Dataset rows ▸
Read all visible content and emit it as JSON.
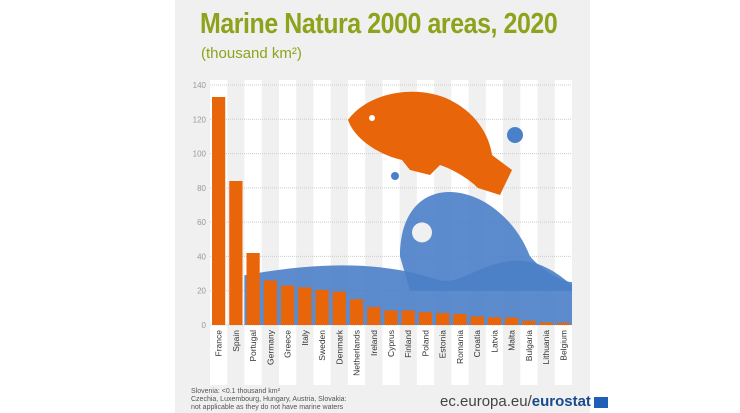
{
  "chart_data": {
    "type": "bar",
    "title": "Marine Natura 2000 areas, 2020",
    "subtitle": "(thousand km²)",
    "categories": [
      "France",
      "Spain",
      "Portugal",
      "Germany",
      "Greece",
      "Italy",
      "Sweden",
      "Denmark",
      "Netherlands",
      "Ireland",
      "Cyprus",
      "Finland",
      "Poland",
      "Estonia",
      "Romania",
      "Croatia",
      "Latvia",
      "Malta",
      "Bulgaria",
      "Lithuania",
      "Belgium"
    ],
    "values": [
      133,
      84,
      42,
      26,
      23,
      22,
      20.5,
      19.5,
      15,
      10.5,
      8.5,
      8.5,
      7.5,
      7,
      6.5,
      5,
      4.5,
      4.3,
      2.5,
      1.5,
      1.3
    ],
    "ylim": [
      0,
      140
    ],
    "yticks": [
      "0",
      "20",
      "40",
      "60",
      "80",
      "100",
      "120",
      "140"
    ],
    "grid": true,
    "colors": {
      "bar": "#e8650a",
      "wave": "#4a80c8",
      "title": "#8ea31b"
    }
  },
  "footnotes": [
    "Slovenia: <0.1 thousand km²",
    "Czechia, Luxembourg, Hungary, Austria, Slovakia:",
    "not applicable as they do not have marine waters"
  ],
  "source": {
    "prefix": "ec.europa.eu/",
    "brand": "eurostat"
  }
}
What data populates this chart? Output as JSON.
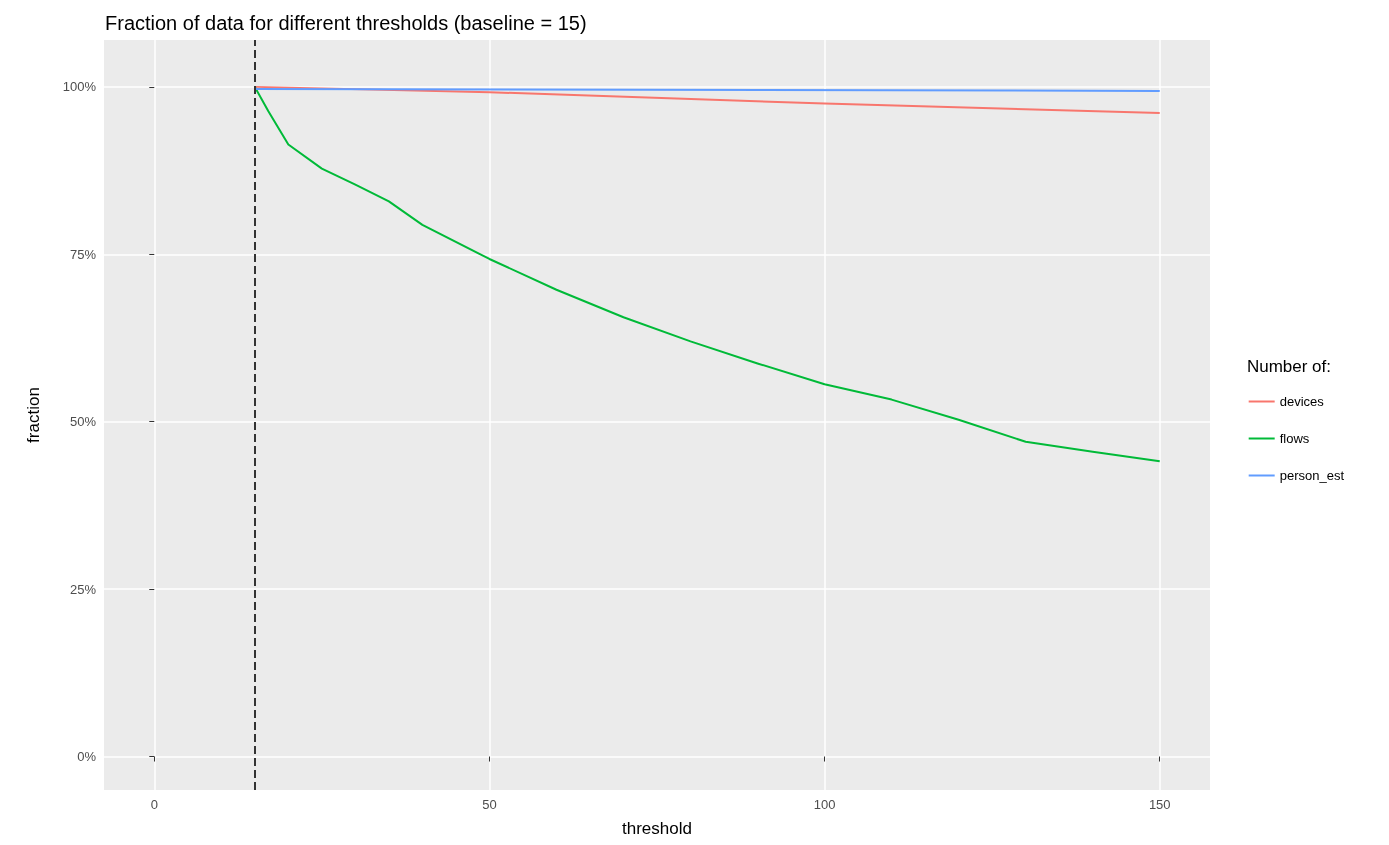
{
  "chart_data": {
    "type": "line",
    "title": "Fraction of data for different thresholds (baseline = 15)",
    "xlabel": "threshold",
    "ylabel": "fraction",
    "legend_title": "Number of:",
    "legend": "right",
    "grid": true,
    "marker": "none",
    "line_style": "solid",
    "xlim": [
      -7.5,
      157.5
    ],
    "xticks": [
      0,
      50,
      100,
      150
    ],
    "ylim": [
      -5,
      107
    ],
    "yticks": [
      {
        "value": 0,
        "label": "0%"
      },
      {
        "value": 25,
        "label": "25%"
      },
      {
        "value": 50,
        "label": "50%"
      },
      {
        "value": 75,
        "label": "75%"
      },
      {
        "value": 100,
        "label": "100%"
      }
    ],
    "ref_lines": [
      {
        "axis": "x",
        "value": 15,
        "label": null,
        "color": "#333333",
        "line_style": "dashed"
      }
    ],
    "series": [
      {
        "name": "devices",
        "color": "#f8766d",
        "x": [
          15,
          50,
          100,
          150
        ],
        "values": [
          100,
          99.2,
          97.5,
          96.1
        ]
      },
      {
        "name": "flows",
        "color": "#00ba38",
        "x": [
          15,
          17,
          20,
          25,
          30,
          35,
          40,
          50,
          60,
          70,
          80,
          90,
          100,
          110,
          120,
          130,
          140,
          150
        ],
        "values": [
          100,
          96.4,
          91.4,
          87.8,
          85.4,
          82.9,
          79.4,
          74.3,
          69.7,
          65.6,
          62,
          58.7,
          55.6,
          53.3,
          50.3,
          47,
          45.5,
          44.1
        ]
      },
      {
        "name": "person_est",
        "color": "#619cff",
        "x": [
          15,
          150
        ],
        "values": [
          99.7,
          99.4
        ]
      }
    ]
  }
}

Problem to work on ▸
Report how many lines above hold the string "name", giving nothing but the number.

Full output ▸
3